• [Given task]:
Only the pictures are left out: repeat the rest of the entries exactly.
════════════════
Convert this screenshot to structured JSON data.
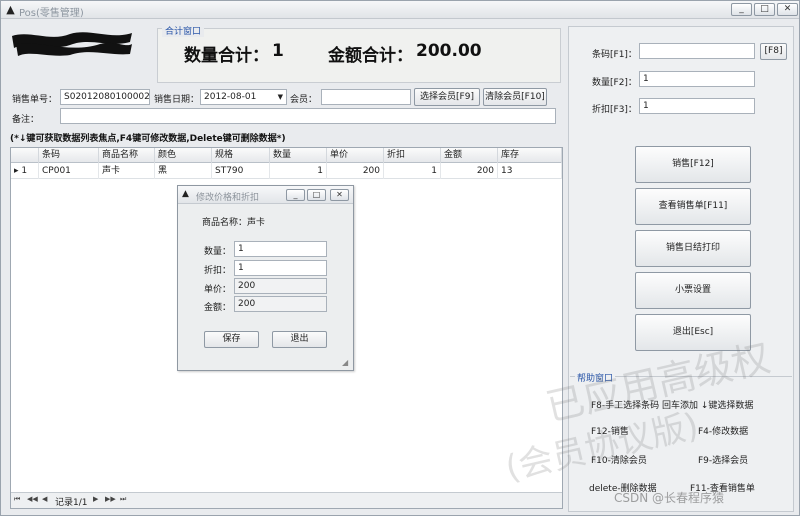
{
  "window": {
    "title": "Pos(零售管理)",
    "minimize": "_",
    "maximize": "□",
    "close": "✕"
  },
  "summary": {
    "group_title": "合计窗口",
    "qty_label": "数量合计：",
    "qty_value": "1",
    "amount_label": "金额合计：",
    "amount_value": "200.00"
  },
  "form": {
    "order_no_label": "销售单号：",
    "order_no_value": "S02012080100002",
    "date_label": "销售日期：",
    "date_value": "2012-08-01",
    "member_label": "会员：",
    "member_value": "",
    "select_member_button": "选择会员[F9]",
    "clear_member_button": "清除会员[F10]",
    "remark_label": "备注：",
    "remark_value": ""
  },
  "hint": "(*↓键可获取数据列表焦点,F4键可修改数据,Delete键可删除数据*)",
  "grid": {
    "columns": [
      "条码",
      "商品名称",
      "颜色",
      "规格",
      "数量",
      "单价",
      "折扣",
      "金额",
      "库存"
    ],
    "rows": [
      {
        "indicator": "▸ 1",
        "barcode": "CP001",
        "name": "声卡",
        "color": "黑",
        "spec": "ST790",
        "qty": "1",
        "price": "200",
        "discount": "1",
        "amount": "200",
        "stock": "13"
      }
    ],
    "nav": {
      "first": "⏮",
      "prev_page": "◀◀",
      "prev": "◀",
      "record": "记录1/1",
      "next": "▶",
      "next_page": "▶▶",
      "last": "⏭"
    }
  },
  "dialog": {
    "title": "修改价格和折扣",
    "product_label": "商品名称：声卡",
    "qty_label": "数量：",
    "qty_value": "1",
    "discount_label": "折扣：",
    "discount_value": "1",
    "price_label": "单价：",
    "price_value": "200",
    "amount_label": "金额：",
    "amount_value": "200",
    "save_button": "保存",
    "exit_button": "退出"
  },
  "right_panel": {
    "barcode_label": "条码[F1]：",
    "barcode_value": "",
    "f8_button": "[F8]",
    "qty_label": "数量[F2]：",
    "qty_value": "1",
    "discount_label": "折扣[F3]：",
    "discount_value": "1",
    "buttons": [
      "销售[F12]",
      "查看销售单[F11]",
      "销售日结打印",
      "小票设置",
      "退出[Esc]"
    ]
  },
  "help": {
    "title": "帮助窗口",
    "line1": "F8-手工选择条码 回车添加 ↓键选择数据",
    "f12": "F12-销售",
    "f4": "F4-修改数据",
    "f10": "F10-清除会员",
    "f9": "F9-选择会员",
    "delete": "delete-删除数据",
    "f11": "F11-查看销售单"
  },
  "watermark": {
    "line1": "已应用高级权",
    "line2": "(会员协议版)",
    "csdn": "CSDN @长春程序猿"
  },
  "icons": {
    "app_icon": "penguin-icon",
    "dropdown": "chevron-down-icon"
  }
}
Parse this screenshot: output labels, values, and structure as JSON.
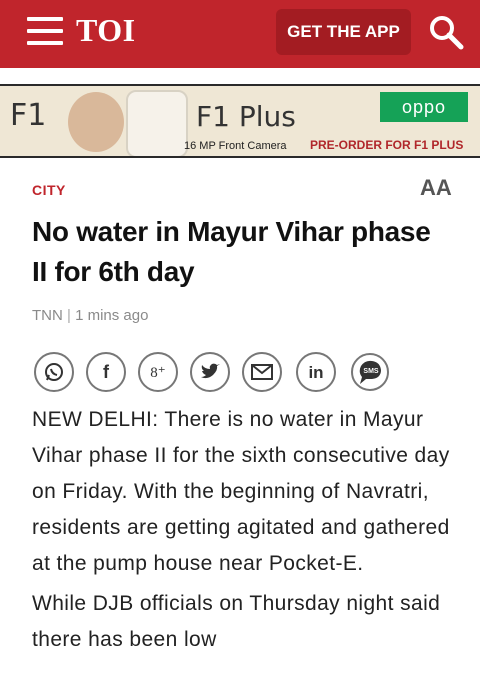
{
  "header": {
    "logo": "TOI",
    "get_app_label": "GET THE APP"
  },
  "ad": {
    "model": "F1",
    "model_plus": "F1 Plus",
    "brand": "oppo",
    "feature": "16 MP Front Camera",
    "cta": "PRE-ORDER FOR F1 PLUS"
  },
  "article": {
    "section": "CITY",
    "font_toggle": "AA",
    "headline": "No water in Mayur Vihar phase II for 6th day",
    "source": "TNN",
    "time": "1 mins ago",
    "paragraphs": [
      "NEW DELHI: There is no water in Mayur Vihar phase II for the sixth consecutive day on Friday. With the beginning of Navratri, residents are getting agitated and gathered at the pump house near Pocket-E.",
      "While DJB officials on Thursday night said there has been low"
    ]
  },
  "share": {
    "icons": [
      "whatsapp-icon",
      "facebook-icon",
      "google-plus-icon",
      "twitter-icon",
      "email-icon",
      "linkedin-icon",
      "sms-icon"
    ]
  },
  "colors": {
    "brand_red": "#c0252c",
    "button_red": "#a31c22",
    "oppo_green": "#15a257"
  }
}
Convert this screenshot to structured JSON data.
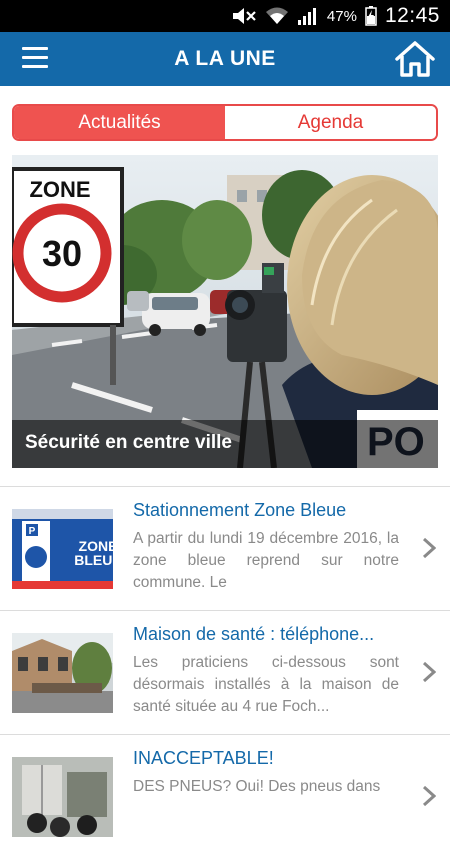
{
  "status_bar": {
    "battery_percent": "47%",
    "time": "12:45",
    "icons": [
      "mute-icon",
      "wifi-icon",
      "signal-icon",
      "battery-icon"
    ]
  },
  "app_bar": {
    "title": "A LA UNE",
    "left_icon": "menu-icon",
    "right_icon": "home-icon"
  },
  "tabs": {
    "actualites": "Actualités",
    "agenda": "Agenda",
    "active": "actualites"
  },
  "featured": {
    "caption": "Sécurité en centre ville",
    "sign_zone": "ZONE",
    "sign_speed": "30"
  },
  "news": [
    {
      "title": "Stationnement Zone Bleue",
      "excerpt": "A partir du lundi 19 décembre 2016, la zone bleue reprend sur notre commune. Le",
      "thumb_letters": [
        "P",
        "ZONE",
        "BLEUE"
      ]
    },
    {
      "title": "Maison de santé : téléphone...",
      "excerpt": "Les praticiens ci-dessous sont désormais installés à la maison de santé située au 4 rue Foch..."
    },
    {
      "title": "INACCEPTABLE!",
      "excerpt": "DES PNEUS? Oui! Des pneus dans"
    }
  ],
  "colors": {
    "app_bar": "#1469a9",
    "accent_red": "#ef5350",
    "link_blue": "#1469a9",
    "text_gray": "#8a8a8a"
  }
}
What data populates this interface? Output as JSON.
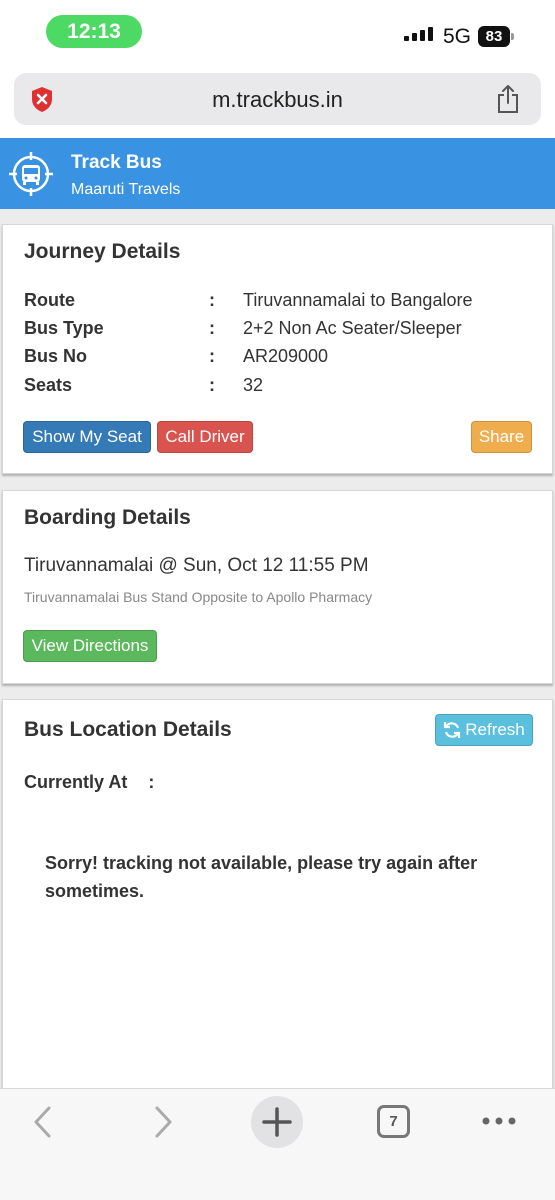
════════════════
• [The response]:
Convert this screenshot to structured JSON data.
{
  "window": {
    "title": "Pos(零售管理)",
    "minimize": "_",
    "maximize": "□",
    "close": "✕"
  },
  "summary": {
    "group_title": "合计窗口",
    "qty_label": "数量合计：",
    "qty_value": "1",
    "amount_label": "金额合计：",
    "amount_value": "200.00"
  },
  "form": {
    "order_no_label": "销售单号：",
    "order_no_value": "S02012080100002",
    "date_label": "销售日期：",
    "date_value": "2012-08-01",
    "member_label": "会员：",
    "member_value": "",
    "select_member_button": "选择会员[F9]",
    "clear_member_button": "清除会员[F10]",
    "remark_label": "备注：",
    "remark_value": ""
  },
  "hint": "(*↓键可获取数据列表焦点,F4键可修改数据,Delete键可删除数据*)",
  "grid": {
    "columns": [
      "条码",
      "商品名称",
      "颜色",
      "规格",
      "数量",
      "单价",
      "折扣",
      "金额",
      "库存"
    ],
    "rows": [
      {
        "indicator": "▸ 1",
        "barcode": "CP001",
        "name": "声卡",
        "color": "黑",
        "spec": "ST790",
        "qty": "1",
        "price": "200",
        "discount": "1",
        "amount": "200",
        "stock": "13"
      }
    ],
    "nav": {
      "first": "⏮",
      "prev_page": "◀◀",
      "prev": "◀",
      "record": "记录1/1",
      "next": "▶",
      "next_page": "▶▶",
      "last": "⏭"
    }
  },
  "dialog": {
    "title": "修改价格和折扣",
    "product_label": "商品名称：声卡",
    "qty_label": "数量：",
    "qty_value": "1",
    "discount_label": "折扣：",
    "discount_value": "1",
    "price_label": "单价：",
    "price_value": "200",
    "amount_label": "金额：",
    "amount_value": "200",
    "save_button": "保存",
    "exit_button": "退出"
  },
  "right_panel": {
    "barcode_label": "条码[F1]：",
    "barcode_value": "",
    "f8_button": "[F8]",
    "qty_label": "数量[F2]：",
    "qty_value": "1",
    "discount_label": "折扣[F3]：",
    "discount_value": "1",
    "buttons": [
      "销售[F12]",
      "查看销售单[F11]",
      "销售日结打印",
      "小票设置",
      "退出[Esc]"
    ]
  },
  "help": {
    "title": "帮助窗口",
    "line1": "F8-手工选择条码 回车添加 ↓键选择数据",
    "f12": "F12-销售",
    "f4": "F4-修改数据",
    "f10": "F10-清除会员",
    "f9": "F9-选择会员",
    "delete": "delete-删除数据",
    "f11": "F11-查看销售单"
  },
  "watermark": {
    "line1": "已应用高级权",
    "line2": "(会员协议版)",
    "csdn": "CSDN @长春程序猿"
  },
  "icons": {
    "app_icon": "penguin-icon",
    "dropdown": "chevron-down-icon"
  }
}
Parse this screenshot: output labels, values, and structure as JSON.
{
  "header": {
    "logo": "TOI",
    "get_app_label": "GET THE APP"
  },
  "ad": {
    "model": "F1",
    "model_plus": "F1 Plus",
    "brand": "oppo",
    "feature": "16 MP Front Camera",
    "cta": "PRE-ORDER FOR F1 PLUS"
  },
  "article": {
    "section": "CITY",
    "font_toggle": "AA",
    "headline": "No water in Mayur Vihar phase II for 6th day",
    "source": "TNN",
    "time": "1 mins ago",
    "paragraphs": [
      "NEW DELHI: There is no water in Mayur Vihar phase II for the sixth consecutive day on Friday. With the beginning of Navratri, residents are getting agitated and gathered at the pump house near Pocket-E.",
      "While DJB officials on Thursday night said there has been low"
    ]
  },
  "share": {
    "icons": [
      "whatsapp-icon",
      "facebook-icon",
      "google-plus-icon",
      "twitter-icon",
      "email-icon",
      "linkedin-icon",
      "sms-icon"
    ]
  },
  "colors": {
    "brand_red": "#c0252c",
    "button_red": "#a31c22",
    "oppo_green": "#15a257"
  }
}
Convert this screenshot to structured JSON data.
{
  "status_bar": {
    "battery_percent": "47%",
    "time": "12:45",
    "icons": [
      "mute-icon",
      "wifi-icon",
      "signal-icon",
      "battery-icon"
    ]
  },
  "app_bar": {
    "title": "A LA UNE",
    "left_icon": "menu-icon",
    "right_icon": "home-icon"
  },
  "tabs": {
    "actualites": "Actualités",
    "agenda": "Agenda",
    "active": "actualites"
  },
  "featured": {
    "caption": "Sécurité en centre ville",
    "sign_zone": "ZONE",
    "sign_speed": "30"
  },
  "news": [
    {
      "title": "Stationnement Zone Bleue",
      "excerpt": "A partir du lundi 19 décembre 2016, la zone bleue reprend sur notre commune. Le",
      "thumb_letters": [
        "P",
        "ZONE",
        "BLEUE"
      ]
    },
    {
      "title": "Maison de santé : téléphone...",
      "excerpt": "Les praticiens ci-dessous sont désormais installés à la maison de santé située au 4 rue Foch..."
    },
    {
      "title": "INACCEPTABLE!",
      "excerpt": "DES PNEUS? Oui! Des pneus dans"
    }
  ],
  "colors": {
    "app_bar": "#1469a9",
    "accent_red": "#ef5350",
    "link_blue": "#1469a9",
    "text_gray": "#8a8a8a"
  }
}
What data populates this interface? Output as JSON.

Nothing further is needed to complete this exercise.